[Part of a data file]
* * * * * * * * *
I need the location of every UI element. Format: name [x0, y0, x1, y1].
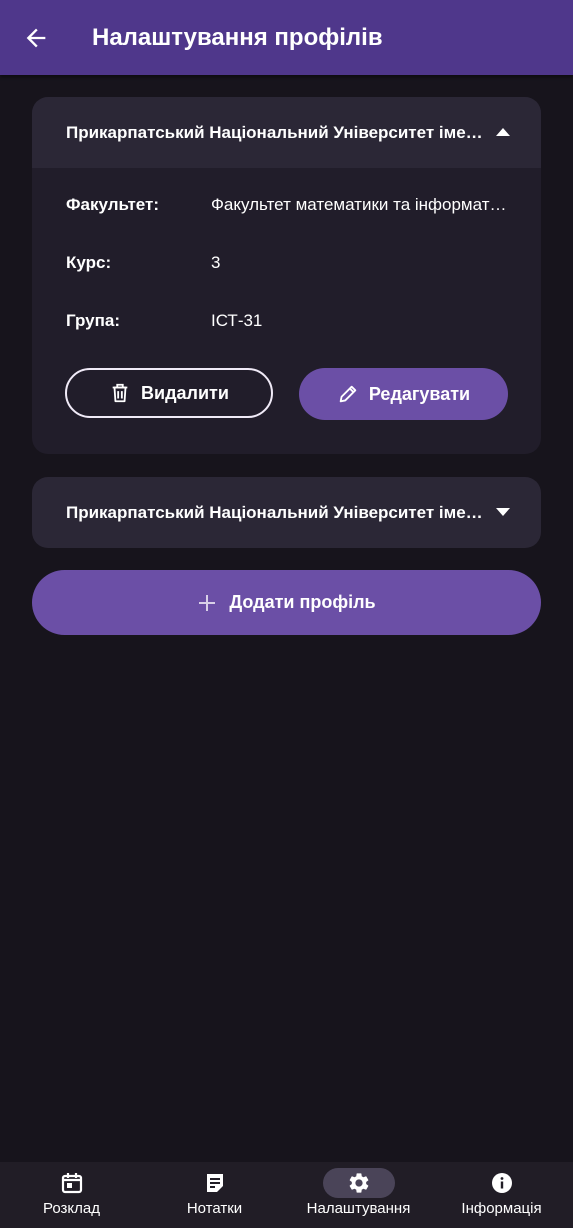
faculty-value: Факультет математики та інформатики	[211, 195, 511, 214]
delete-button-label: Видалити	[141, 382, 229, 403]
nav-notes[interactable]: Нотатки	[143, 1162, 286, 1228]
profile-card-expanded: Прикарпатський Національний Університет …	[32, 97, 541, 454]
nav-settings[interactable]: Налаштування	[287, 1162, 430, 1228]
group-label: Група:	[66, 311, 120, 330]
calendar-icon	[61, 1173, 82, 1194]
nav-info-icon-wrap	[466, 1168, 538, 1198]
nav-schedule-icon-wrap	[36, 1168, 108, 1198]
nav-notes-label: Нотатки	[186, 1200, 243, 1217]
nav-settings-label: Налаштування	[306, 1200, 411, 1217]
collapse-arrow-icon	[496, 128, 510, 136]
gear-icon	[349, 1173, 368, 1193]
add-profile-button[interactable]: Додати профіль	[32, 570, 541, 635]
nav-schedule-label: Розклад	[43, 1200, 100, 1217]
nav-schedule[interactable]: Розклад	[0, 1162, 143, 1228]
profile-name: Прикарпатський Національний Університет …	[66, 503, 486, 522]
expand-arrow-icon	[496, 508, 510, 516]
profile-card-collapsed[interactable]: Прикарпатський Національний Університет …	[32, 477, 541, 548]
profile-card-header[interactable]: Прикарпатський Національний Університет …	[32, 97, 541, 168]
nav-info-label: Інформація	[461, 1200, 542, 1217]
app-bar: Налаштування профілів	[0, 0, 573, 75]
pencil-icon	[339, 385, 357, 403]
faculty-label: Факультет:	[66, 195, 160, 214]
edit-button[interactable]: Редагувати	[299, 368, 508, 420]
back-arrow-icon[interactable]	[22, 24, 50, 52]
course-value: 3	[211, 253, 221, 272]
nav-info[interactable]: Інформація	[430, 1162, 573, 1228]
nav-settings-icon-wrap	[322, 1168, 395, 1198]
notes-icon	[206, 1174, 223, 1192]
plus-icon	[199, 594, 216, 611]
page-title: Налаштування профілів	[92, 24, 383, 51]
nav-notes-icon-wrap	[179, 1168, 251, 1198]
bottom-navigation: Розклад Нотатки Налаштування Інформація	[0, 1162, 573, 1228]
add-profile-label: Додати профіль	[229, 592, 376, 612]
course-label: Курс:	[66, 253, 112, 272]
trash-icon	[112, 383, 128, 403]
profile-name: Прикарпатський Національний Університет …	[66, 123, 486, 142]
edit-button-label: Редагувати	[368, 383, 471, 404]
delete-button[interactable]: Видалити	[65, 368, 273, 418]
group-value: ІСТ-31	[211, 311, 263, 330]
info-icon	[491, 1173, 512, 1193]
* * * * * * * * *
YOUR INSTRUCTIONS
Reproduce every item above word for word, but omit the picture.

RESULT FOR THIS EXERCISE
I need the location of every UI element. Format: name [x0, y0, x1, y1].
faculty-value: Факультет математики та інформатики	[211, 195, 511, 214]
delete-button-label: Видалити	[141, 382, 229, 403]
nav-notes[interactable]: Нотатки	[143, 1162, 286, 1228]
profile-card-expanded: Прикарпатський Національний Університет …	[32, 97, 541, 454]
nav-settings[interactable]: Налаштування	[287, 1162, 430, 1228]
group-label: Група:	[66, 311, 120, 330]
calendar-icon	[61, 1173, 82, 1194]
nav-info-icon-wrap	[466, 1168, 538, 1198]
nav-schedule-icon-wrap	[36, 1168, 108, 1198]
nav-notes-label: Нотатки	[186, 1200, 243, 1217]
nav-settings-label: Налаштування	[306, 1200, 411, 1217]
collapse-arrow-icon	[496, 128, 510, 136]
gear-icon	[349, 1173, 368, 1193]
add-profile-button[interactable]: Додати профіль	[32, 570, 541, 635]
nav-schedule-label: Розклад	[43, 1200, 100, 1217]
nav-schedule[interactable]: Розклад	[0, 1162, 143, 1228]
profile-name: Прикарпатський Національний Університет …	[66, 503, 486, 522]
expand-arrow-icon	[496, 508, 510, 516]
profile-card-collapsed[interactable]: Прикарпатський Національний Університет …	[32, 477, 541, 548]
profile-card-header[interactable]: Прикарпатський Національний Університет …	[32, 97, 541, 168]
nav-info-label: Інформація	[461, 1200, 542, 1217]
app-bar: Налаштування профілів	[0, 0, 573, 75]
pencil-icon	[339, 385, 357, 403]
faculty-label: Факультет:	[66, 195, 160, 214]
edit-button[interactable]: Редагувати	[299, 368, 508, 420]
back-arrow-icon[interactable]	[22, 24, 50, 52]
course-value: 3	[211, 253, 221, 272]
nav-info[interactable]: Інформація	[430, 1162, 573, 1228]
nav-settings-icon-wrap	[322, 1168, 395, 1198]
notes-icon	[206, 1174, 223, 1192]
plus-icon	[199, 594, 216, 611]
page-title: Налаштування профілів	[92, 24, 383, 51]
nav-notes-icon-wrap	[179, 1168, 251, 1198]
bottom-navigation: Розклад Нотатки Налаштування Інформація	[0, 1162, 573, 1228]
add-profile-label: Додати профіль	[229, 592, 376, 612]
course-label: Курс:	[66, 253, 112, 272]
trash-icon	[112, 383, 128, 403]
profile-name: Прикарпатський Національний Університет …	[66, 123, 486, 142]
edit-button-label: Редагувати	[368, 383, 471, 404]
delete-button[interactable]: Видалити	[65, 368, 273, 418]
group-value: ІСТ-31	[211, 311, 263, 330]
info-icon	[491, 1173, 512, 1193]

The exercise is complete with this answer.